### Challenge
Write out the records below word for word, please.

>>>

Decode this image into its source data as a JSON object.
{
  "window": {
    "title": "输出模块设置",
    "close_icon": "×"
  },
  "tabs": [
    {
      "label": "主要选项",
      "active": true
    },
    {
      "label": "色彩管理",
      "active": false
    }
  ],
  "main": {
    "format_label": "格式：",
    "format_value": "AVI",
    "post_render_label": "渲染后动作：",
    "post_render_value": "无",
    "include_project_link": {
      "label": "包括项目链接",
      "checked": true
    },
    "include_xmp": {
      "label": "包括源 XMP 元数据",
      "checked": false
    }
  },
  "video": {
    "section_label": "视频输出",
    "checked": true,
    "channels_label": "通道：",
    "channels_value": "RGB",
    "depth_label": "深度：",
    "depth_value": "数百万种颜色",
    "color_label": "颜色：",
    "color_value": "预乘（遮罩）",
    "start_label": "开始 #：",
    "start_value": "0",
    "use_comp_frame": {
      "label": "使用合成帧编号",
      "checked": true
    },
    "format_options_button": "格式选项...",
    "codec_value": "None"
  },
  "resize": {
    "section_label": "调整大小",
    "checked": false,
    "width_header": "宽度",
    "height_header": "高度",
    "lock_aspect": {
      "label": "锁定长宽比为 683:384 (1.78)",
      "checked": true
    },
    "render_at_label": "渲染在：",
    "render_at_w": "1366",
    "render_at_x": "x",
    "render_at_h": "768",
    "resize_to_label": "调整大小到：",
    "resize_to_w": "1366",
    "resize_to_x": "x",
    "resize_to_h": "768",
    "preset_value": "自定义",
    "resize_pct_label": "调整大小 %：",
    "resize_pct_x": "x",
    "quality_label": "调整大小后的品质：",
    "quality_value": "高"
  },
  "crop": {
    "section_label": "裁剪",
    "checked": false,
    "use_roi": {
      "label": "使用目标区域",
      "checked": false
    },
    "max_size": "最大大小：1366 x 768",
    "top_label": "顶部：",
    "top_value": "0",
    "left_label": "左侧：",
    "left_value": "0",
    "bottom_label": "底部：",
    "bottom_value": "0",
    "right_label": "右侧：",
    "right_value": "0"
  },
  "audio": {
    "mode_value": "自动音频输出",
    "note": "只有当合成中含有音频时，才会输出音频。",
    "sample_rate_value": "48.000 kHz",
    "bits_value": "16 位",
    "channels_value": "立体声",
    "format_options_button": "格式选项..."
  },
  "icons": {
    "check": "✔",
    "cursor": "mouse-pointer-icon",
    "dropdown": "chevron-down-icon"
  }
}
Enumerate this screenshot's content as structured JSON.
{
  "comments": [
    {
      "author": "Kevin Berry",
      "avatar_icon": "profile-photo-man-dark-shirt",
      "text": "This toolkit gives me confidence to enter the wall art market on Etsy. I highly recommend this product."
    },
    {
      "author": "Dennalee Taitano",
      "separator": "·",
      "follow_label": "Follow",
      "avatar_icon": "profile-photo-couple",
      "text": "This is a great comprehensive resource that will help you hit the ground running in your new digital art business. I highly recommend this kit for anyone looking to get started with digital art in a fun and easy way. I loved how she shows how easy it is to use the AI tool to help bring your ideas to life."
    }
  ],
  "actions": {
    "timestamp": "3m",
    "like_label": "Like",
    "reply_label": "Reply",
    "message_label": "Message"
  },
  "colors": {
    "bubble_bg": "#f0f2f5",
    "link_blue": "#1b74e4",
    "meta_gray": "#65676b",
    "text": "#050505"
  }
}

<<<

### Full solution
Decode this image into its source data as a JSON object.
{
  "window": {
    "title": "输出模块设置",
    "close_icon": "×"
  },
  "tabs": [
    {
      "label": "主要选项",
      "active": true
    },
    {
      "label": "色彩管理",
      "active": false
    }
  ],
  "main": {
    "format_label": "格式：",
    "format_value": "AVI",
    "post_render_label": "渲染后动作：",
    "post_render_value": "无",
    "include_project_link": {
      "label": "包括项目链接",
      "checked": true
    },
    "include_xmp": {
      "label": "包括源 XMP 元数据",
      "checked": false
    }
  },
  "video": {
    "section_label": "视频输出",
    "checked": true,
    "channels_label": "通道：",
    "channels_value": "RGB",
    "depth_label": "深度：",
    "depth_value": "数百万种颜色",
    "color_label": "颜色：",
    "color_value": "预乘（遮罩）",
    "start_label": "开始 #：",
    "start_value": "0",
    "use_comp_frame": {
      "label": "使用合成帧编号",
      "checked": true
    },
    "format_options_button": "格式选项...",
    "codec_value": "None"
  },
  "resize": {
    "section_label": "调整大小",
    "checked": false,
    "width_header": "宽度",
    "height_header": "高度",
    "lock_aspect": {
      "label": "锁定长宽比为 683:384 (1.78)",
      "checked": true
    },
    "render_at_label": "渲染在：",
    "render_at_w": "1366",
    "render_at_x": "x",
    "render_at_h": "768",
    "resize_to_label": "调整大小到：",
    "resize_to_w": "1366",
    "resize_to_x": "x",
    "resize_to_h": "768",
    "preset_value": "自定义",
    "resize_pct_label": "调整大小 %：",
    "resize_pct_x": "x",
    "quality_label": "调整大小后的品质：",
    "quality_value": "高"
  },
  "crop": {
    "section_label": "裁剪",
    "checked": false,
    "use_roi": {
      "label": "使用目标区域",
      "checked": false
    },
    "max_size": "最大大小：1366 x 768",
    "top_label": "顶部：",
    "top_value": "0",
    "left_label": "左侧：",
    "left_value": "0",
    "bottom_label": "底部：",
    "bottom_value": "0",
    "right_label": "右侧：",
    "right_value": "0"
  },
  "audio": {
    "mode_value": "自动音频输出",
    "note": "只有当合成中含有音频时，才会输出音频。",
    "sample_rate_value": "48.000 kHz",
    "bits_value": "16 位",
    "channels_value": "立体声",
    "format_options_button": "格式选项..."
  },
  "icons": {
    "check": "✔",
    "cursor": "mouse-pointer-icon",
    "dropdown": "chevron-down-icon"
  }
}
Enumerate this screenshot's content as structured JSON.
{
  "comments": [
    {
      "author": "Kevin Berry",
      "avatar_icon": "profile-photo-man-dark-shirt",
      "text": "This toolkit gives me confidence to enter the wall art market on Etsy. I highly recommend this product."
    },
    {
      "author": "Dennalee Taitano",
      "separator": "·",
      "follow_label": "Follow",
      "avatar_icon": "profile-photo-couple",
      "text": "This is a great comprehensive resource that will help you hit the ground running in your new digital art business. I highly recommend this kit for anyone looking to get started with digital art in a fun and easy way. I loved how she shows how easy it is to use the AI tool to help bring your ideas to life."
    }
  ],
  "actions": {
    "timestamp": "3m",
    "like_label": "Like",
    "reply_label": "Reply",
    "message_label": "Message"
  },
  "colors": {
    "bubble_bg": "#f0f2f5",
    "link_blue": "#1b74e4",
    "meta_gray": "#65676b",
    "text": "#050505"
  }
}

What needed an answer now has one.